Rows from a figure dataset:
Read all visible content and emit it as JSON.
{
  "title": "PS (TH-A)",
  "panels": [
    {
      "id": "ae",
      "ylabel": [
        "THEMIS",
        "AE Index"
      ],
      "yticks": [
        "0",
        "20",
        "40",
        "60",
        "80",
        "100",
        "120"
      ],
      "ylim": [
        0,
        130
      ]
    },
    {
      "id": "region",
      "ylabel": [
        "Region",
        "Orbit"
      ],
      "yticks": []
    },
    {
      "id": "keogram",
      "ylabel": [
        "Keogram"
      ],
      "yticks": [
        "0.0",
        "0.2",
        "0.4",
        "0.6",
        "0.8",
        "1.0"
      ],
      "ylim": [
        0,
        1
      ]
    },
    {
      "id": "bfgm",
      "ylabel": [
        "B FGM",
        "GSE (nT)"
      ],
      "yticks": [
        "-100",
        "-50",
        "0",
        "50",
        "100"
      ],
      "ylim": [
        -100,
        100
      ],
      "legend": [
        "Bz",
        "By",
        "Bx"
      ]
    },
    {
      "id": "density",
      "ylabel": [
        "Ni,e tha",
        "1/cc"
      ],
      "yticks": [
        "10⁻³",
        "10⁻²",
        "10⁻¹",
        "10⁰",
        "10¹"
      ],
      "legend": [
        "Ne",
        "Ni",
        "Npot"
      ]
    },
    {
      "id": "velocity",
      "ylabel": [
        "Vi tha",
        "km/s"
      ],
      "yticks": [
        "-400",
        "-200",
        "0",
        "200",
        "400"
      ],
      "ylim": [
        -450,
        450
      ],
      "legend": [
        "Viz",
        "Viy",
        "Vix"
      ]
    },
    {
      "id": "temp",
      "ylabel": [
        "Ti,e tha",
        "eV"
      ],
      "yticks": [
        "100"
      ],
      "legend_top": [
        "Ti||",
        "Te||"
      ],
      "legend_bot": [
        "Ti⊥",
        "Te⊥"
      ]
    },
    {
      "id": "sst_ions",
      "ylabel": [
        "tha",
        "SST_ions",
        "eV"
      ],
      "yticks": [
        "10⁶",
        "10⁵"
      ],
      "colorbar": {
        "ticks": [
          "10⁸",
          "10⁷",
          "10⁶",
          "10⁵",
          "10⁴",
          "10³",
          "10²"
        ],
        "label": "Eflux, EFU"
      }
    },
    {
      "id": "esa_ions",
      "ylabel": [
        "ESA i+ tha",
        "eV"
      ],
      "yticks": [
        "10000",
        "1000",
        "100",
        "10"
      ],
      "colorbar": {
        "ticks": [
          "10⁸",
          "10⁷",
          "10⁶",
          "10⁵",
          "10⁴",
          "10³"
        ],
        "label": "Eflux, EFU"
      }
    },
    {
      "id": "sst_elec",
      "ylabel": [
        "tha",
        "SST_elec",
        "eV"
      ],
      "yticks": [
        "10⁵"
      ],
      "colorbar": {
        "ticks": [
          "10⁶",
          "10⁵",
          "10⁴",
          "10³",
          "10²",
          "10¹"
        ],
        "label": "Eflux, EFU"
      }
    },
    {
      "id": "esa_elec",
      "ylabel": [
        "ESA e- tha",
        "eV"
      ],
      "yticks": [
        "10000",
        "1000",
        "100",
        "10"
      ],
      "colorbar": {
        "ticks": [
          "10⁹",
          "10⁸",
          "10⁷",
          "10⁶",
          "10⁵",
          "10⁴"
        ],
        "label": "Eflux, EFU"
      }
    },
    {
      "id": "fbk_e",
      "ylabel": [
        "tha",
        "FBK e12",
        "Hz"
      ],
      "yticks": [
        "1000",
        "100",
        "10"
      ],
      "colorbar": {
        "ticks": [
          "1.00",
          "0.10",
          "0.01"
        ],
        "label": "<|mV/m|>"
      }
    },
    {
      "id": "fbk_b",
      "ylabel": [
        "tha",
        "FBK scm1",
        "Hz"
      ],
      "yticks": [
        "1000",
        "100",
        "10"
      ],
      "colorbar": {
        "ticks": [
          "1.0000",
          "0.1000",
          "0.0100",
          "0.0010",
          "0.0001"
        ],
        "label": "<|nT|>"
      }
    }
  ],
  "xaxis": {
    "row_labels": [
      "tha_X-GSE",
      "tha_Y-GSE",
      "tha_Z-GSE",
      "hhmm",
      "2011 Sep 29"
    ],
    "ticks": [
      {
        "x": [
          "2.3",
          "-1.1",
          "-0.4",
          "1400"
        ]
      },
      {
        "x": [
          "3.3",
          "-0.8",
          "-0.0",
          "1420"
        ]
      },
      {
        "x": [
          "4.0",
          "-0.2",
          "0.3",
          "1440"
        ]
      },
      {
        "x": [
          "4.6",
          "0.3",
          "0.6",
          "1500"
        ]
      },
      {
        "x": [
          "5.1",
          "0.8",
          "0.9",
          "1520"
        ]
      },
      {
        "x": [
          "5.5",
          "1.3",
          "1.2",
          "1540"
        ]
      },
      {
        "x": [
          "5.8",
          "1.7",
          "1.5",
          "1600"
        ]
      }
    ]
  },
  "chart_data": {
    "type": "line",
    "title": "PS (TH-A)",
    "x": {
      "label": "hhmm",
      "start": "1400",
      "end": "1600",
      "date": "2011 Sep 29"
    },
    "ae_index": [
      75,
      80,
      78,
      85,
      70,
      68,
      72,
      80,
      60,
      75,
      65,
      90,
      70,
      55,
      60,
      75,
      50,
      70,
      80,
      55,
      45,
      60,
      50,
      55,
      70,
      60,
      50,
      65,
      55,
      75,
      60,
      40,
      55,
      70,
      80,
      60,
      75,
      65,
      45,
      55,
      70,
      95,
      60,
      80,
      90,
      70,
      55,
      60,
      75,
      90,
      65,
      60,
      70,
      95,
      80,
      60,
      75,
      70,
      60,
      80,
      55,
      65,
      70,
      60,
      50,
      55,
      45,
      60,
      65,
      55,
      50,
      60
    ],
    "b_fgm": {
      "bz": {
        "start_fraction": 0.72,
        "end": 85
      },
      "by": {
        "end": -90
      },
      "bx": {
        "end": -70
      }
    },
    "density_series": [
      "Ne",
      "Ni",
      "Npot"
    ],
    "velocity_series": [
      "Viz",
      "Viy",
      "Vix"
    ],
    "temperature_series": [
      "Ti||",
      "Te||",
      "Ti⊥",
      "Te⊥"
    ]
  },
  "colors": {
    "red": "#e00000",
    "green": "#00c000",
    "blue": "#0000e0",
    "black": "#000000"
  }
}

▶ EXERCISE REQUIREMENTS
Reproduce the full listing word for word.

▶ EXERCISE RESULT
Read all visible content and emit it as JSON.
{
  "title": "PS (TH-A)",
  "panels": [
    {
      "id": "ae",
      "ylabel": [
        "THEMIS",
        "AE Index"
      ],
      "yticks": [
        "0",
        "20",
        "40",
        "60",
        "80",
        "100",
        "120"
      ],
      "ylim": [
        0,
        130
      ]
    },
    {
      "id": "region",
      "ylabel": [
        "Region",
        "Orbit"
      ],
      "yticks": []
    },
    {
      "id": "keogram",
      "ylabel": [
        "Keogram"
      ],
      "yticks": [
        "0.0",
        "0.2",
        "0.4",
        "0.6",
        "0.8",
        "1.0"
      ],
      "ylim": [
        0,
        1
      ]
    },
    {
      "id": "bfgm",
      "ylabel": [
        "B FGM",
        "GSE (nT)"
      ],
      "yticks": [
        "-100",
        "-50",
        "0",
        "50",
        "100"
      ],
      "ylim": [
        -100,
        100
      ],
      "legend": [
        "Bz",
        "By",
        "Bx"
      ]
    },
    {
      "id": "density",
      "ylabel": [
        "Ni,e tha",
        "1/cc"
      ],
      "yticks": [
        "10⁻³",
        "10⁻²",
        "10⁻¹",
        "10⁰",
        "10¹"
      ],
      "legend": [
        "Ne",
        "Ni",
        "Npot"
      ]
    },
    {
      "id": "velocity",
      "ylabel": [
        "Vi tha",
        "km/s"
      ],
      "yticks": [
        "-400",
        "-200",
        "0",
        "200",
        "400"
      ],
      "ylim": [
        -450,
        450
      ],
      "legend": [
        "Viz",
        "Viy",
        "Vix"
      ]
    },
    {
      "id": "temp",
      "ylabel": [
        "Ti,e tha",
        "eV"
      ],
      "yticks": [
        "100"
      ],
      "legend_top": [
        "Ti||",
        "Te||"
      ],
      "legend_bot": [
        "Ti⊥",
        "Te⊥"
      ]
    },
    {
      "id": "sst_ions",
      "ylabel": [
        "tha",
        "SST_ions",
        "eV"
      ],
      "yticks": [
        "10⁶",
        "10⁵"
      ],
      "colorbar": {
        "ticks": [
          "10⁸",
          "10⁷",
          "10⁶",
          "10⁵",
          "10⁴",
          "10³",
          "10²"
        ],
        "label": "Eflux, EFU"
      }
    },
    {
      "id": "esa_ions",
      "ylabel": [
        "ESA i+ tha",
        "eV"
      ],
      "yticks": [
        "10000",
        "1000",
        "100",
        "10"
      ],
      "colorbar": {
        "ticks": [
          "10⁸",
          "10⁷",
          "10⁶",
          "10⁵",
          "10⁴",
          "10³"
        ],
        "label": "Eflux, EFU"
      }
    },
    {
      "id": "sst_elec",
      "ylabel": [
        "tha",
        "SST_elec",
        "eV"
      ],
      "yticks": [
        "10⁵"
      ],
      "colorbar": {
        "ticks": [
          "10⁶",
          "10⁵",
          "10⁴",
          "10³",
          "10²",
          "10¹"
        ],
        "label": "Eflux, EFU"
      }
    },
    {
      "id": "esa_elec",
      "ylabel": [
        "ESA e- tha",
        "eV"
      ],
      "yticks": [
        "10000",
        "1000",
        "100",
        "10"
      ],
      "colorbar": {
        "ticks": [
          "10⁹",
          "10⁸",
          "10⁷",
          "10⁶",
          "10⁵",
          "10⁴"
        ],
        "label": "Eflux, EFU"
      }
    },
    {
      "id": "fbk_e",
      "ylabel": [
        "tha",
        "FBK e12",
        "Hz"
      ],
      "yticks": [
        "1000",
        "100",
        "10"
      ],
      "colorbar": {
        "ticks": [
          "1.00",
          "0.10",
          "0.01"
        ],
        "label": "<|mV/m|>"
      }
    },
    {
      "id": "fbk_b",
      "ylabel": [
        "tha",
        "FBK scm1",
        "Hz"
      ],
      "yticks": [
        "1000",
        "100",
        "10"
      ],
      "colorbar": {
        "ticks": [
          "1.0000",
          "0.1000",
          "0.0100",
          "0.0010",
          "0.0001"
        ],
        "label": "<|nT|>"
      }
    }
  ],
  "xaxis": {
    "row_labels": [
      "tha_X-GSE",
      "tha_Y-GSE",
      "tha_Z-GSE",
      "hhmm",
      "2011 Sep 29"
    ],
    "ticks": [
      {
        "x": [
          "2.3",
          "-1.1",
          "-0.4",
          "1400"
        ]
      },
      {
        "x": [
          "3.3",
          "-0.8",
          "-0.0",
          "1420"
        ]
      },
      {
        "x": [
          "4.0",
          "-0.2",
          "0.3",
          "1440"
        ]
      },
      {
        "x": [
          "4.6",
          "0.3",
          "0.6",
          "1500"
        ]
      },
      {
        "x": [
          "5.1",
          "0.8",
          "0.9",
          "1520"
        ]
      },
      {
        "x": [
          "5.5",
          "1.3",
          "1.2",
          "1540"
        ]
      },
      {
        "x": [
          "5.8",
          "1.7",
          "1.5",
          "1600"
        ]
      }
    ]
  },
  "chart_data": {
    "type": "line",
    "title": "PS (TH-A)",
    "x": {
      "label": "hhmm",
      "start": "1400",
      "end": "1600",
      "date": "2011 Sep 29"
    },
    "ae_index": [
      75,
      80,
      78,
      85,
      70,
      68,
      72,
      80,
      60,
      75,
      65,
      90,
      70,
      55,
      60,
      75,
      50,
      70,
      80,
      55,
      45,
      60,
      50,
      55,
      70,
      60,
      50,
      65,
      55,
      75,
      60,
      40,
      55,
      70,
      80,
      60,
      75,
      65,
      45,
      55,
      70,
      95,
      60,
      80,
      90,
      70,
      55,
      60,
      75,
      90,
      65,
      60,
      70,
      95,
      80,
      60,
      75,
      70,
      60,
      80,
      55,
      65,
      70,
      60,
      50,
      55,
      45,
      60,
      65,
      55,
      50,
      60
    ],
    "b_fgm": {
      "bz": {
        "start_fraction": 0.72,
        "end": 85
      },
      "by": {
        "end": -90
      },
      "bx": {
        "end": -70
      }
    },
    "density_series": [
      "Ne",
      "Ni",
      "Npot"
    ],
    "velocity_series": [
      "Viz",
      "Viy",
      "Vix"
    ],
    "temperature_series": [
      "Ti||",
      "Te||",
      "Ti⊥",
      "Te⊥"
    ]
  },
  "colors": {
    "red": "#e00000",
    "green": "#00c000",
    "blue": "#0000e0",
    "black": "#000000"
  }
}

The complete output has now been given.